REQUIREMENTS -
1. Answer these from the article on modern and contemporary home design:
(a) Which building materials did modern home design particularly embrace?
(b) When did modern architecture become the dominant architectural style?
(c) What does the term contemporary architecture refer to?
2. Carry on the article on modern and contemporary home design from its final sentence.

EXTRACT -
************

The terms modern and contemporary are sometimes used interchangeably when describing a home’s design. Indeed, our own South Florida custom home builders at HART Homes combined these two terms when referring to a category of custom-built homes we’ve completed – we call them modern contemporary homes. That’s not technically the correct term. Modern architecture and contemporary architecture are two different categories of home design. They share commonalities, but the terms are typically used to refer to two different things.
While our contemporary home builders use a joint term for easy categorization, they know the key differences when it comes to modern vs. contemporary architecture. Modern architecture, or modernist architecture, refers to a distinctive architectural style of home built in the 1900s to 1980s. Contemporary architecture is a catchall term that refers to the architectural styles of the present day.
The History of Modern Home Design
Modern architecture refers to a distinctive architectural style of home that first emerged in the 1900s. In response to the ornate and extravagant architecture of the late 19th century, modernist architects went against the “traditional” home designs of that period such as Victorian, Edwardian, and Beaux-Arts. Modern home design emphasized functionalism and minimalism while embracing the new innovations in construction and building materials at the time, particularly the use of plate glass, cast iron, steel, and reinforced concrete.
While modern home design started to pop up at the beginning of the 20th century, it became the dominant architectural style in the 1950s, after World War II. During the postwar reconstruction in Europe and the boom in new housing in the United States, modern architecture quickly rose to prominence. Modern design’s emphasis on simplicity and ordinary building materials made it a popular solution to postwar housing shortages.

************

DATA SEGMENT -
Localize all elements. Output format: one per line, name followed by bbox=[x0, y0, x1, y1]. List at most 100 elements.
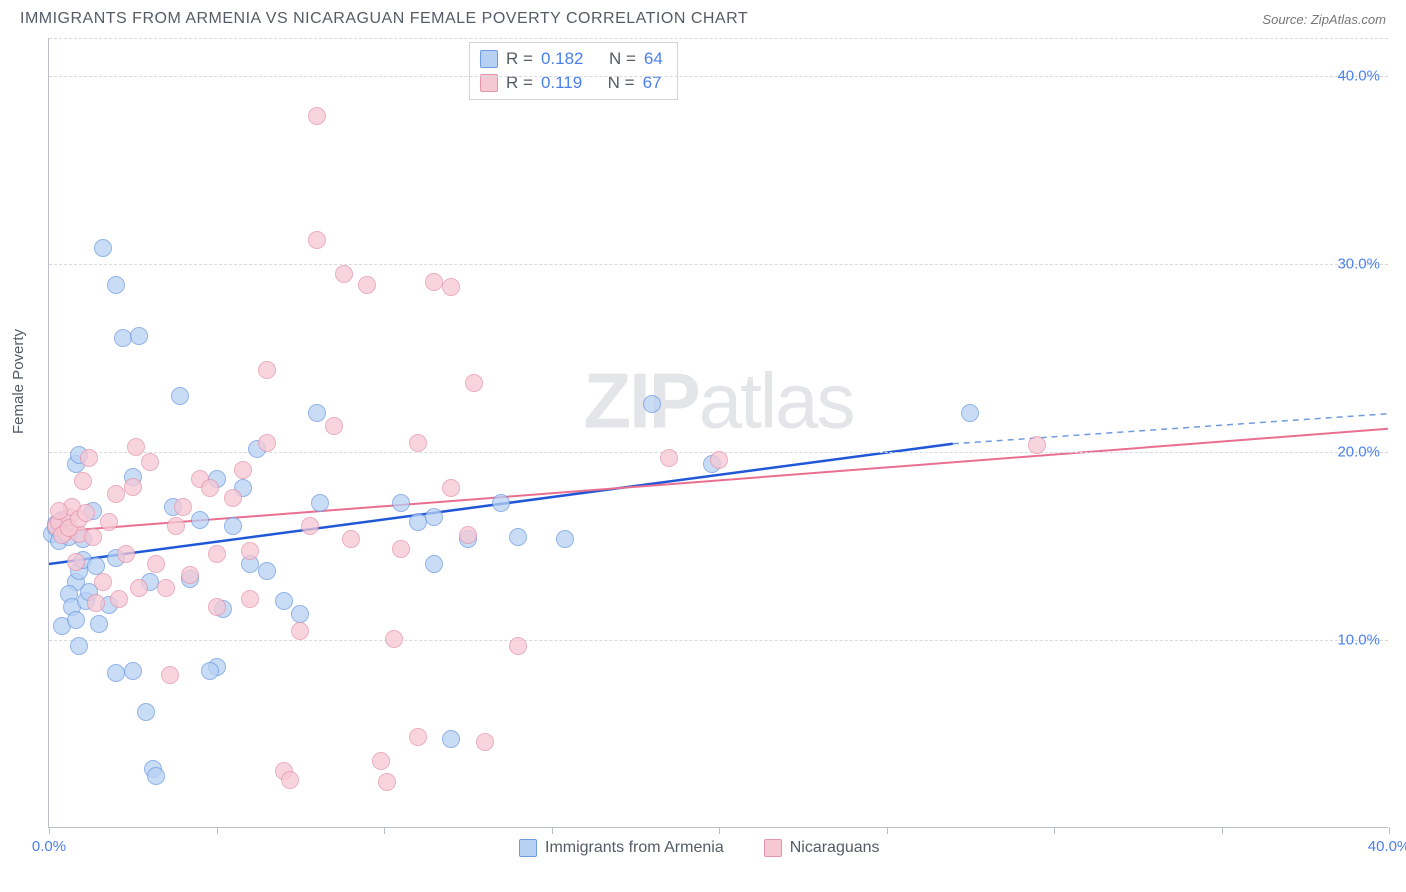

************

FINAL RESULTS -
1.
(a) Plate glass, cast iron, steel, and reinforced concrete.
(b) In the 1950s, after World War II.
(c) The architectural styles of the present day.

2.
It’s important to note that modernist architects throughout the modern architecture movement created plenty of homes and buildings outside of government-financed construction programs. The luxury homes they constructed throughout the world featured strong horizontal composition, large open floor plans, intentional asymmetry, and expansive glass windows.
As the mass-market industrialism took center stage, modern architects started to focus on creating homes meant to connect homeowners with nature. Featuring roofs designed to blend into the lines of the landscape, large windows to bring in natural light, and dark woods – these modern homes were intended to blur the lines between the indoors and outdoors.
Modernist architecture remained popular until the 1980s when it was replaced by the postmodern architecture movement. Throughout its history, modern architecture came to be associated with many notable names including Frank Lloyd Wright, Rudolph Schindler, Richard Neutra, Ludwig Mies van der Rohe, as well as Walter Gropius and Marcel Breuer of the Bauhaus school just to name a few.
Contemporary Home Design is An Ideology
While modern architecture refers to a specific architectural style and historical movement, contemporary architecture is a nebulous term that refers to the architectural styles of the moment. Instead of a specific architectural style or movement, contemporary architecture is more of a shared ideology that aims to create homes and buildings that break away from past conventions and reflect the values of today’s architects. Current contemporary architects embrace innovation and sustainability.
While there is not one defining style, contemporary homes often borrow features from previous architecture movements, particularly modern architecture. There are also several common contemporary architecture characteristics that make it easier to identify contemporary home design. At HART Homes our Fort Lauderdale home builders and luxury home builders in Miami specialize in contemporary and modern home design. Contact us or call today to find out how we can help you create your dream residence in South Florida.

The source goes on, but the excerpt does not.